§ WRITTEN PROBLEM:
Give the number of lines containing the word "нужд" and nothing more.

━━━━

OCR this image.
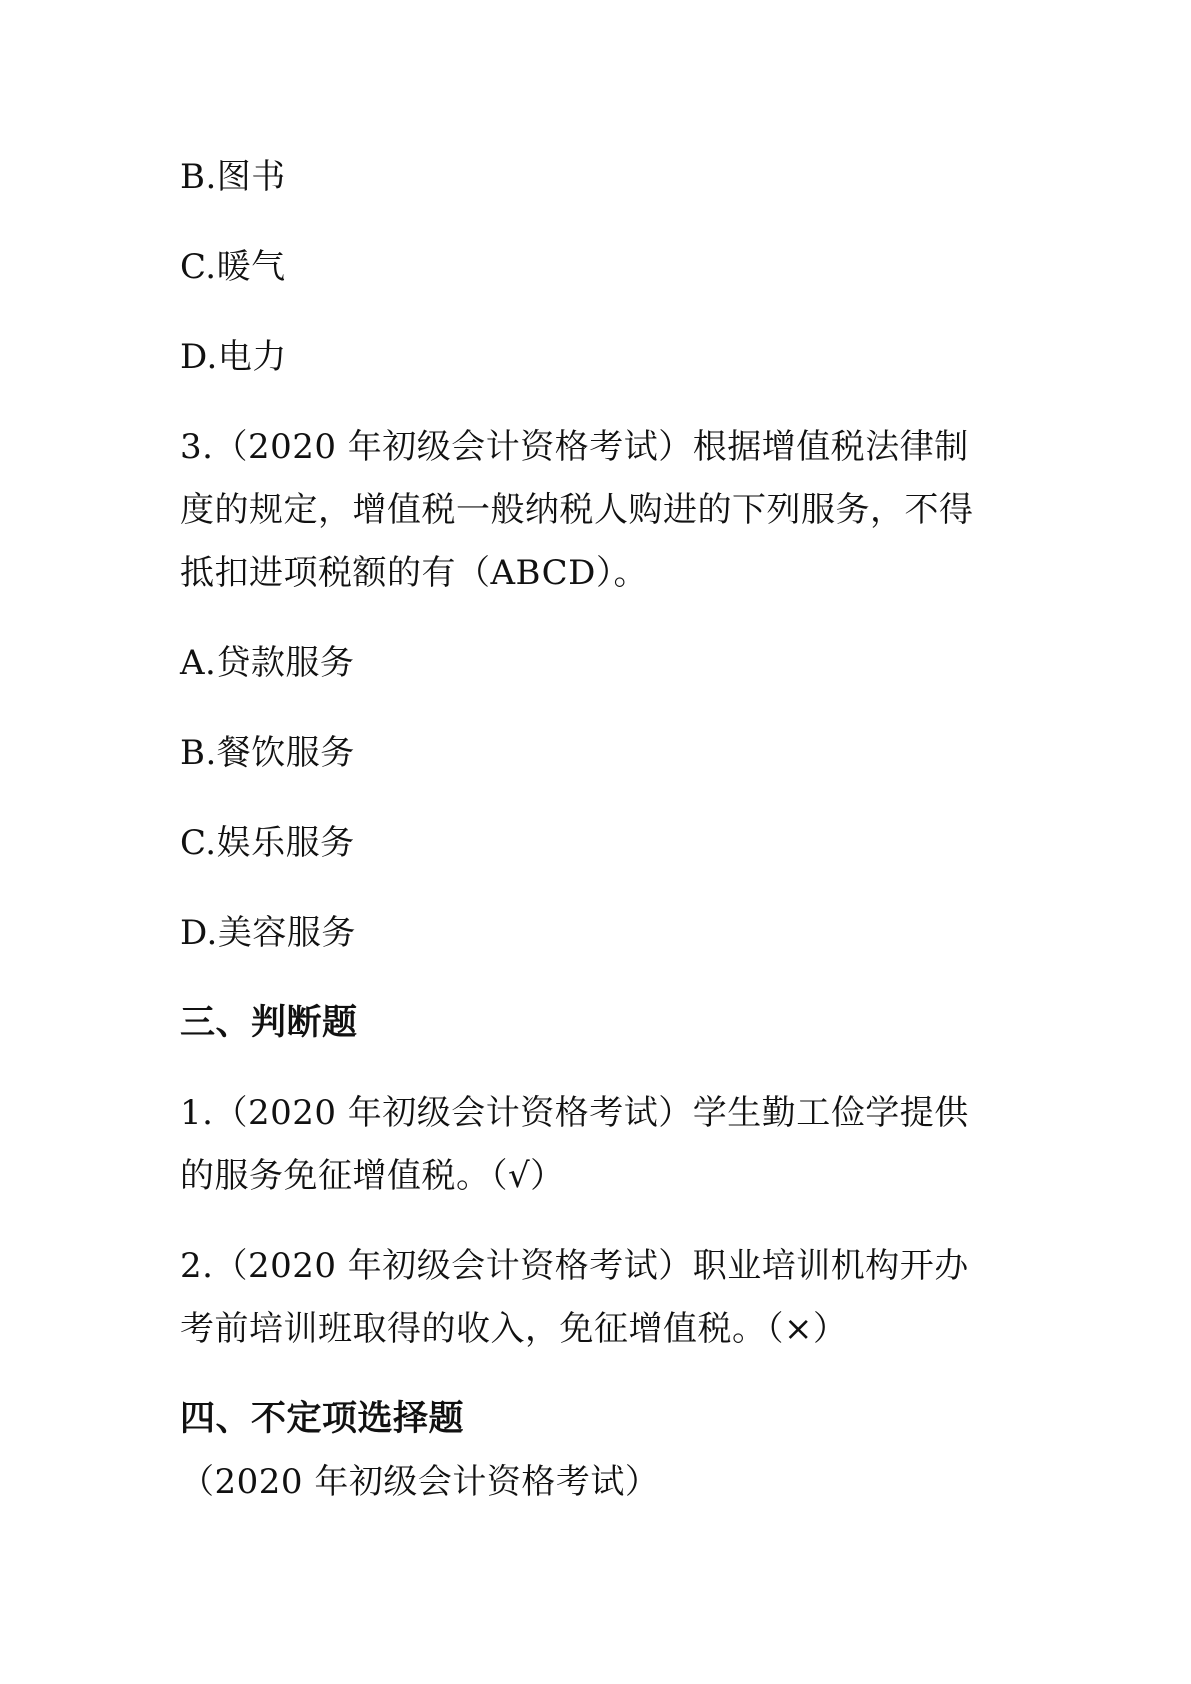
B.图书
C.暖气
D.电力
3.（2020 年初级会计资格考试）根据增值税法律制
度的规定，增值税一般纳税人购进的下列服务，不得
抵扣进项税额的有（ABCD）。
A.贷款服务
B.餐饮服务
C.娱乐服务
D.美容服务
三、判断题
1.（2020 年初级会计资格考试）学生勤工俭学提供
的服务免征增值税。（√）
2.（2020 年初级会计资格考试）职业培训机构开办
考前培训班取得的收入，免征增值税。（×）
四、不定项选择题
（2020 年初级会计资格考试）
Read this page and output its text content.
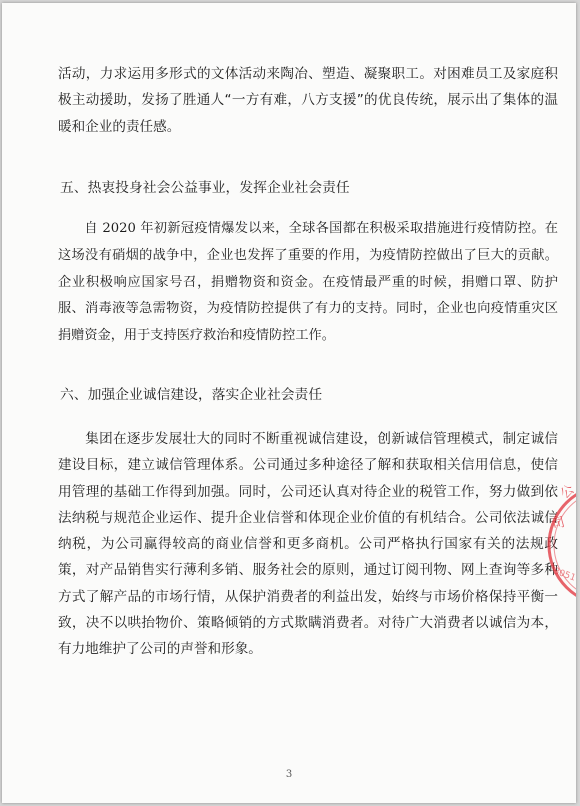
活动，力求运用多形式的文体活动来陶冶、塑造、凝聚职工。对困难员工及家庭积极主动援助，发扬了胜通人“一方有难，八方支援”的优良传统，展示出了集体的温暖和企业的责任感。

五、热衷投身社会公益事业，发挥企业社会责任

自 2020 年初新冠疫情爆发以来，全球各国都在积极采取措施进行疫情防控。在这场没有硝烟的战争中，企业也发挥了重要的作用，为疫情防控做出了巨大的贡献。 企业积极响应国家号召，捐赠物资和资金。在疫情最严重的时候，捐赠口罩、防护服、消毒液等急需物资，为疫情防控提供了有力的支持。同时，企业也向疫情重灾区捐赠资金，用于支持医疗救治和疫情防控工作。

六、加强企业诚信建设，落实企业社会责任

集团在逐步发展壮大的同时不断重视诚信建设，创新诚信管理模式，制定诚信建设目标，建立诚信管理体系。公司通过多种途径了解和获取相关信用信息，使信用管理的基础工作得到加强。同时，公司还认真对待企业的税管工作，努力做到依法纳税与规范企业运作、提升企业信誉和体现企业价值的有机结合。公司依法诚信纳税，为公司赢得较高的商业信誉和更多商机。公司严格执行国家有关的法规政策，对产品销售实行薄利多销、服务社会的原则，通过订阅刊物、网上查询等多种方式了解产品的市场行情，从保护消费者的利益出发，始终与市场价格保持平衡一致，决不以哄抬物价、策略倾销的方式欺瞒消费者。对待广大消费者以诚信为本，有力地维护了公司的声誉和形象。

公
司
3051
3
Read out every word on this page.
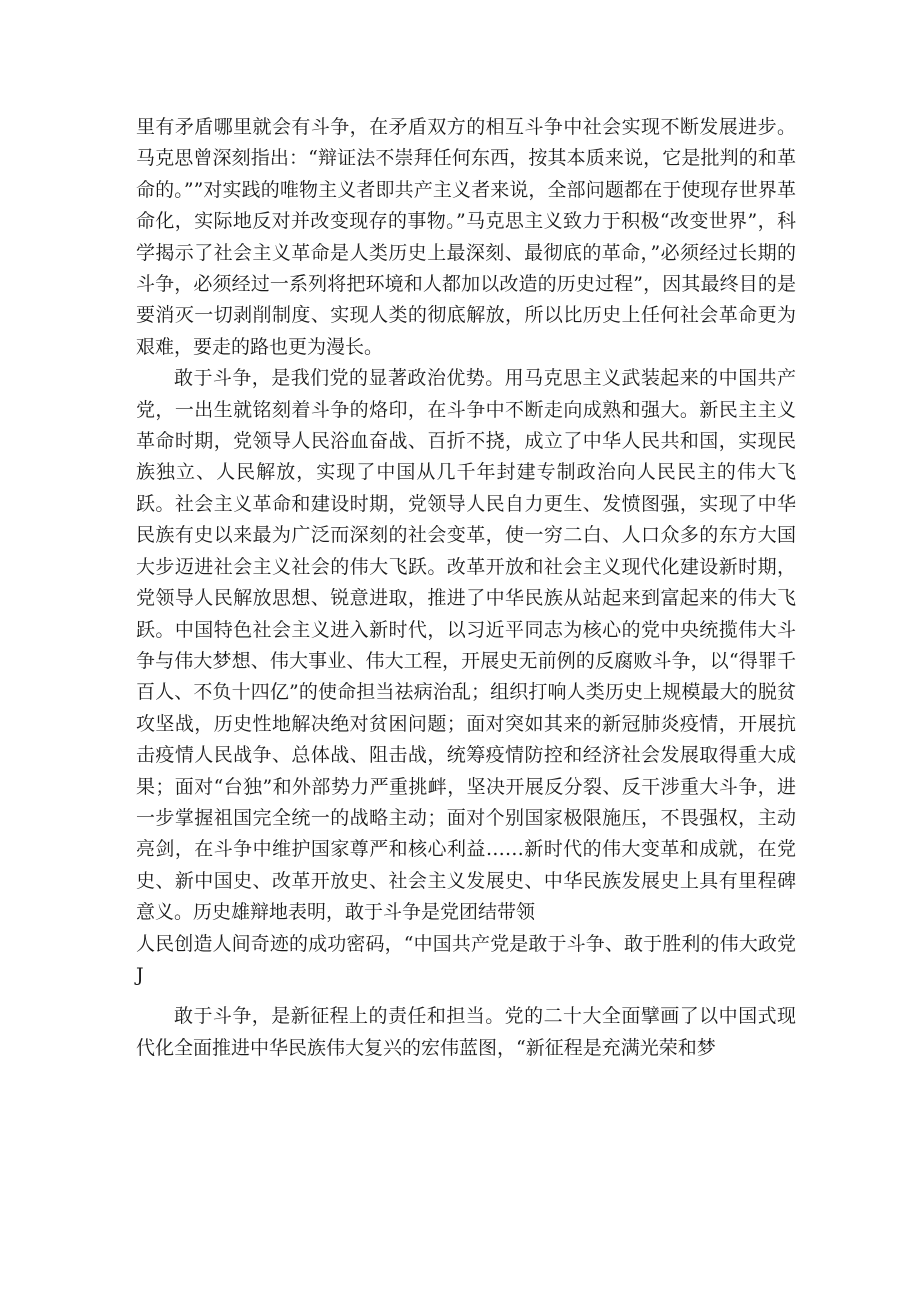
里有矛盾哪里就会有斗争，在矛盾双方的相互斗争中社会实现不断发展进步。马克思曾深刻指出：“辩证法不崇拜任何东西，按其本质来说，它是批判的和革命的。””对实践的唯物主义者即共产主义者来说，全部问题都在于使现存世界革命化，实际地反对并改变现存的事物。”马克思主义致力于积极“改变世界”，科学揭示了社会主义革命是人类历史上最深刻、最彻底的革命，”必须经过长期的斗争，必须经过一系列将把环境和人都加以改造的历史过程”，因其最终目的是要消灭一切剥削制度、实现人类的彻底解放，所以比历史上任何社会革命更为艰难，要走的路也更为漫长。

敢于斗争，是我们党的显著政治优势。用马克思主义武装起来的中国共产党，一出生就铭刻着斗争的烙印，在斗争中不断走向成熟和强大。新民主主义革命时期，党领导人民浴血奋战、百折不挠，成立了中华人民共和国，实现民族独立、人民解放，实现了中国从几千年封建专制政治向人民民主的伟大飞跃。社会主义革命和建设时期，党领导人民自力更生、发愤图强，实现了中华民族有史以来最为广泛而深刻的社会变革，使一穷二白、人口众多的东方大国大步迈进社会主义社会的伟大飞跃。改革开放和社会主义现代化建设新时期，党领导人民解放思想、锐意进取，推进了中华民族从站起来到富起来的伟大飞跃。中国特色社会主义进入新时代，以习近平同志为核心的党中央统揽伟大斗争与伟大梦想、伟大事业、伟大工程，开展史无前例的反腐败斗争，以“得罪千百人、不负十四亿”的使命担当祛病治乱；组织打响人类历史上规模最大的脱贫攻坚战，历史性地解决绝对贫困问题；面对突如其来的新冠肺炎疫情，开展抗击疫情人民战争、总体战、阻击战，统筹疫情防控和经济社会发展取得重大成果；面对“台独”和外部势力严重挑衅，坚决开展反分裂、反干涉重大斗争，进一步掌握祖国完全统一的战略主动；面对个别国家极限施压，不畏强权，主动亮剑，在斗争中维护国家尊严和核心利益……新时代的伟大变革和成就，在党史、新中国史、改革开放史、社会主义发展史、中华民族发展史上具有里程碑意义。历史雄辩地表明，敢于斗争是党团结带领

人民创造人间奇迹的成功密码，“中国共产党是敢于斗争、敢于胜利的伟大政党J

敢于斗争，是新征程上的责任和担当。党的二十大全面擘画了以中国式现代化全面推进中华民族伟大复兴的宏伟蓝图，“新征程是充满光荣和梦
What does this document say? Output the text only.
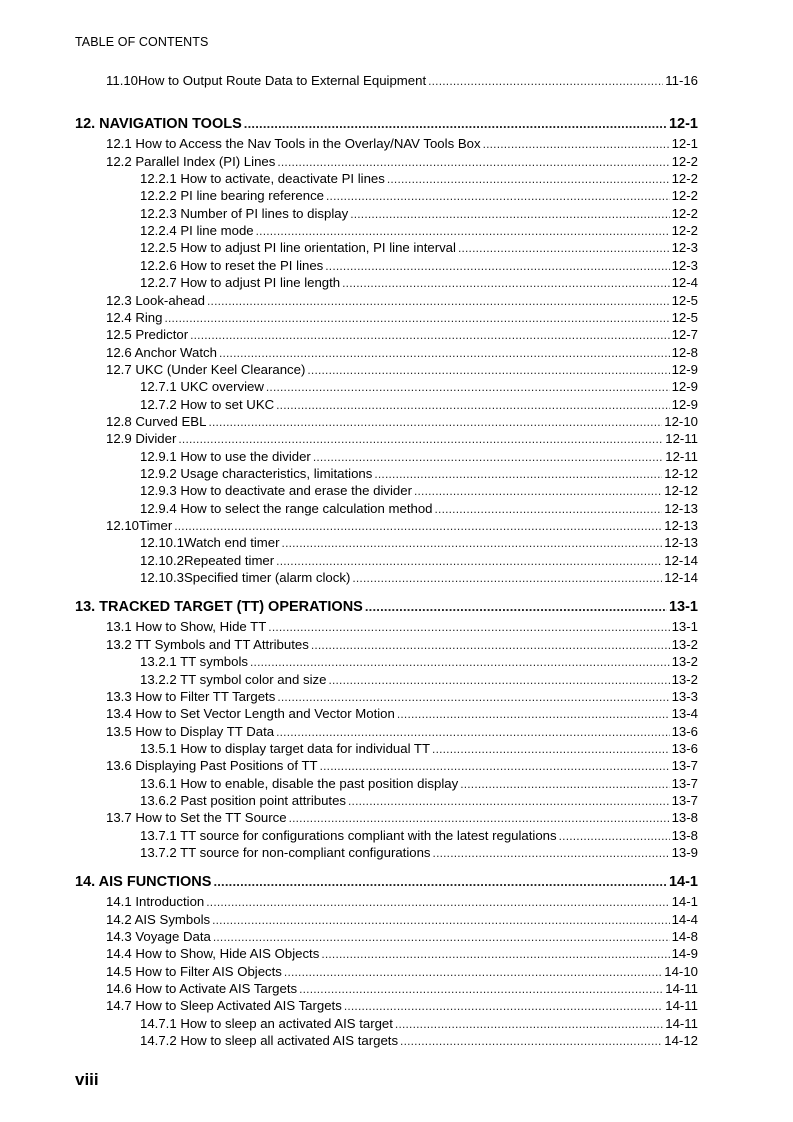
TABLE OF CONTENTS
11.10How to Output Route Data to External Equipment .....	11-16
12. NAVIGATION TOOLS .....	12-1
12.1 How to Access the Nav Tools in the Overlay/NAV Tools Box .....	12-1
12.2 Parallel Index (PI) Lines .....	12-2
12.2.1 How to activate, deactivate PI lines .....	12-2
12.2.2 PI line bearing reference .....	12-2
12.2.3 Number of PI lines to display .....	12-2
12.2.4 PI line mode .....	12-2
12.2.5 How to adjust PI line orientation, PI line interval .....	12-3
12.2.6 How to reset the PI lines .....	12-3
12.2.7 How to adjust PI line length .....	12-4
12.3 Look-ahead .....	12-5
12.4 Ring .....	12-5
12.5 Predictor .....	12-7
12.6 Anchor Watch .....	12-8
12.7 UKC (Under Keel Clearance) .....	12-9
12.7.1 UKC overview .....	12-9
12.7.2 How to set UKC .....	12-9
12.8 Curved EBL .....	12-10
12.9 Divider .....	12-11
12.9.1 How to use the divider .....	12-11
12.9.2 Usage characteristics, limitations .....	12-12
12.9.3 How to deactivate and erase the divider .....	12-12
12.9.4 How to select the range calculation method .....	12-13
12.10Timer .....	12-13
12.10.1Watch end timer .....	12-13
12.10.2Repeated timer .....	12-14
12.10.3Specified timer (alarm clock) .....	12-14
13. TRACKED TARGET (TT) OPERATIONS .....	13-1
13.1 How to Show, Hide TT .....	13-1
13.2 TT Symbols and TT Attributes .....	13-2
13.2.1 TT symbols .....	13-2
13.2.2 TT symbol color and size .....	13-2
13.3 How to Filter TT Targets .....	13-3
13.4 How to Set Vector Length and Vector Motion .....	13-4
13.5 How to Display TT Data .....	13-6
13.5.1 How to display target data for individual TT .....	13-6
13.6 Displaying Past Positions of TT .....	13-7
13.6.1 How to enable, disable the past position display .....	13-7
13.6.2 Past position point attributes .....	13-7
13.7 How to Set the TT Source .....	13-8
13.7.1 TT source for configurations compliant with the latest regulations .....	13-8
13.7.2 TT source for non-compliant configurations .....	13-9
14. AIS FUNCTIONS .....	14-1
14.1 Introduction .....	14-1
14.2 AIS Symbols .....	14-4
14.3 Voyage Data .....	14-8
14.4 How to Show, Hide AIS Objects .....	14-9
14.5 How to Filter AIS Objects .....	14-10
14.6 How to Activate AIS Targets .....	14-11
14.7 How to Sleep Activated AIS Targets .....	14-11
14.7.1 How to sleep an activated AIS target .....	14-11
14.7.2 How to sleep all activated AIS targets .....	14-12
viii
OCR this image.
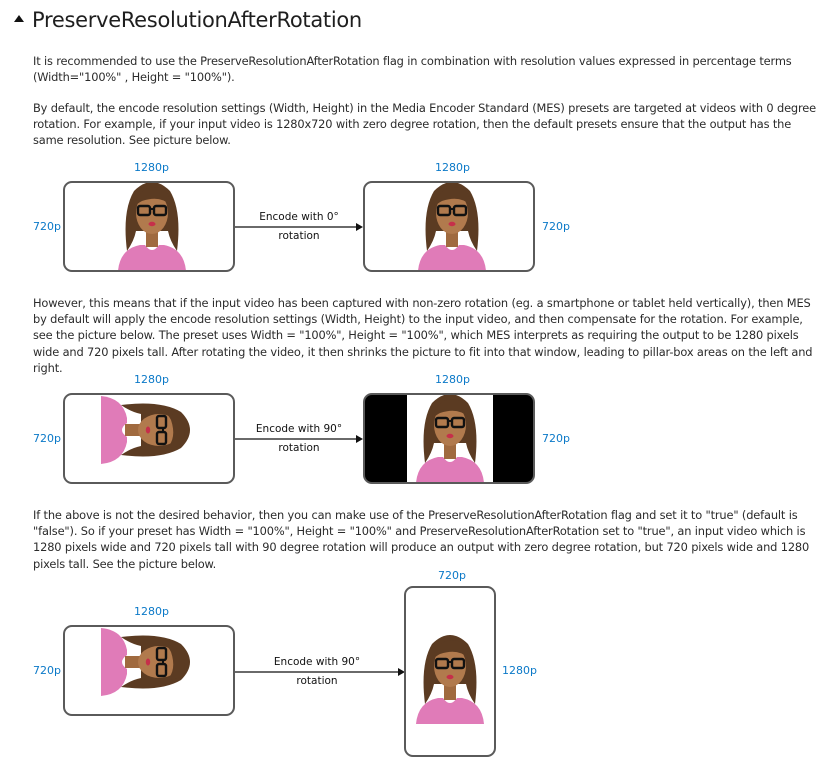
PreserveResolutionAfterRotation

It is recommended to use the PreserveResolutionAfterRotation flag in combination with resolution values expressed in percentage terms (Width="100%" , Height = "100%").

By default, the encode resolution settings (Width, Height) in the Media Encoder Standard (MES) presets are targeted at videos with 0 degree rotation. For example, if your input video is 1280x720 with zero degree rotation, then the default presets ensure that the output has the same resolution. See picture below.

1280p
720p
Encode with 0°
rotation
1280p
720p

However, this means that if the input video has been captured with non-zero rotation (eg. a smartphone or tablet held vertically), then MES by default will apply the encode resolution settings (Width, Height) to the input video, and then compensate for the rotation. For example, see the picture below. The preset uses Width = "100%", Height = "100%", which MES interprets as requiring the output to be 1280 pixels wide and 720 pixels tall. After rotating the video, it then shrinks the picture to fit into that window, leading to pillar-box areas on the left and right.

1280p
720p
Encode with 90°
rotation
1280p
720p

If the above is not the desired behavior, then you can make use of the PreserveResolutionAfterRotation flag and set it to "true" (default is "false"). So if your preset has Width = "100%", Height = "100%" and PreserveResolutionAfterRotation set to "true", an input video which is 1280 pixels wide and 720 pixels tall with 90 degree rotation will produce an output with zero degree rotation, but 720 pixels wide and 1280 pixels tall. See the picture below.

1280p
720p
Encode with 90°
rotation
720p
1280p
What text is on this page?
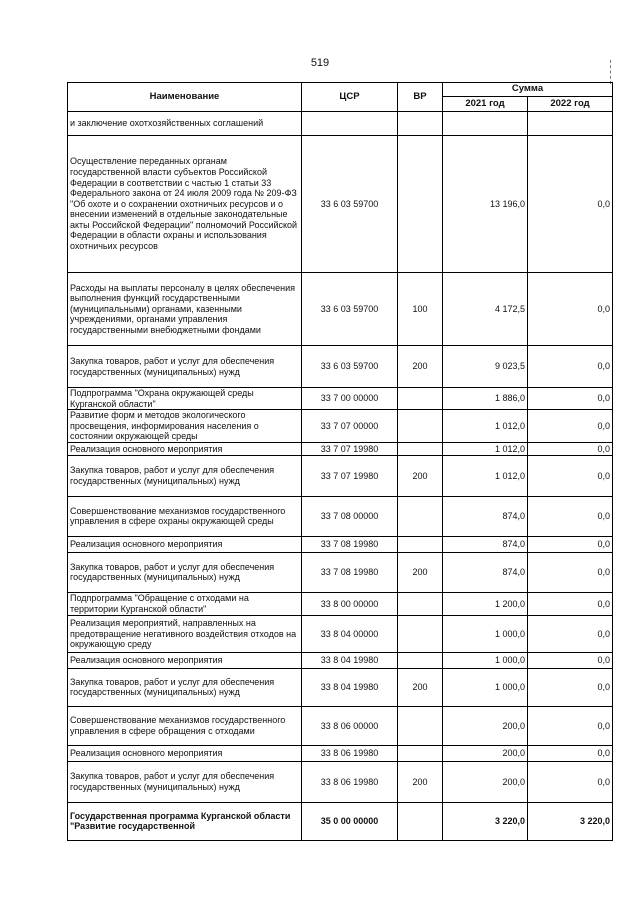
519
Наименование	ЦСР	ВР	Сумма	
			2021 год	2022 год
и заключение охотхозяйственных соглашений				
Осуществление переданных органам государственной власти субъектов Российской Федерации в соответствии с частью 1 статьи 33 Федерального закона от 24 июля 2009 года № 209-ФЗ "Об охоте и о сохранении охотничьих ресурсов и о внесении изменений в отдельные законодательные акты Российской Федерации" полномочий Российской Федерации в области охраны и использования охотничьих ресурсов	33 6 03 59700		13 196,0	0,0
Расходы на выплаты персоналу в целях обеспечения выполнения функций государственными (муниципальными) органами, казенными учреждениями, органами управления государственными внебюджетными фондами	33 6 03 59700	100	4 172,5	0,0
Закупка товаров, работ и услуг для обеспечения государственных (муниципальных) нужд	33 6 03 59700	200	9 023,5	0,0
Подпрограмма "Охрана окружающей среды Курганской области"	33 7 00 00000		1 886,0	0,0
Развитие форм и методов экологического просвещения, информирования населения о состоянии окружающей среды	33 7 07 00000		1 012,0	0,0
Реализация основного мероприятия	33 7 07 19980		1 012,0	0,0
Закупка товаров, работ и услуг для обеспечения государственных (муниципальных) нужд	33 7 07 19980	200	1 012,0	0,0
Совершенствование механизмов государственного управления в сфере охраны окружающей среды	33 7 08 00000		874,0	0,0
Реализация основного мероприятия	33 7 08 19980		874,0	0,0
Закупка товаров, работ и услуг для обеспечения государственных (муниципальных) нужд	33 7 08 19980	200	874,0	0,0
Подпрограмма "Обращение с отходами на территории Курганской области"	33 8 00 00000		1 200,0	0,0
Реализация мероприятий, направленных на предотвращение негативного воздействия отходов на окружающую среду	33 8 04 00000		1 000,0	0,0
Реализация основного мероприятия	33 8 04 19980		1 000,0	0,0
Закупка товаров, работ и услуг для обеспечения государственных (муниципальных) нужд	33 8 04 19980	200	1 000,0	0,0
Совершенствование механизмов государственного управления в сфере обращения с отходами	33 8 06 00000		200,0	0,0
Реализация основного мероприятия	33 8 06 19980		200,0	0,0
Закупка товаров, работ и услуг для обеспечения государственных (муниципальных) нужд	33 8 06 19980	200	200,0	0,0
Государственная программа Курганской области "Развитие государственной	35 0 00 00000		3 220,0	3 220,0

━━━━

§ WRITTEN SOLUTION:
5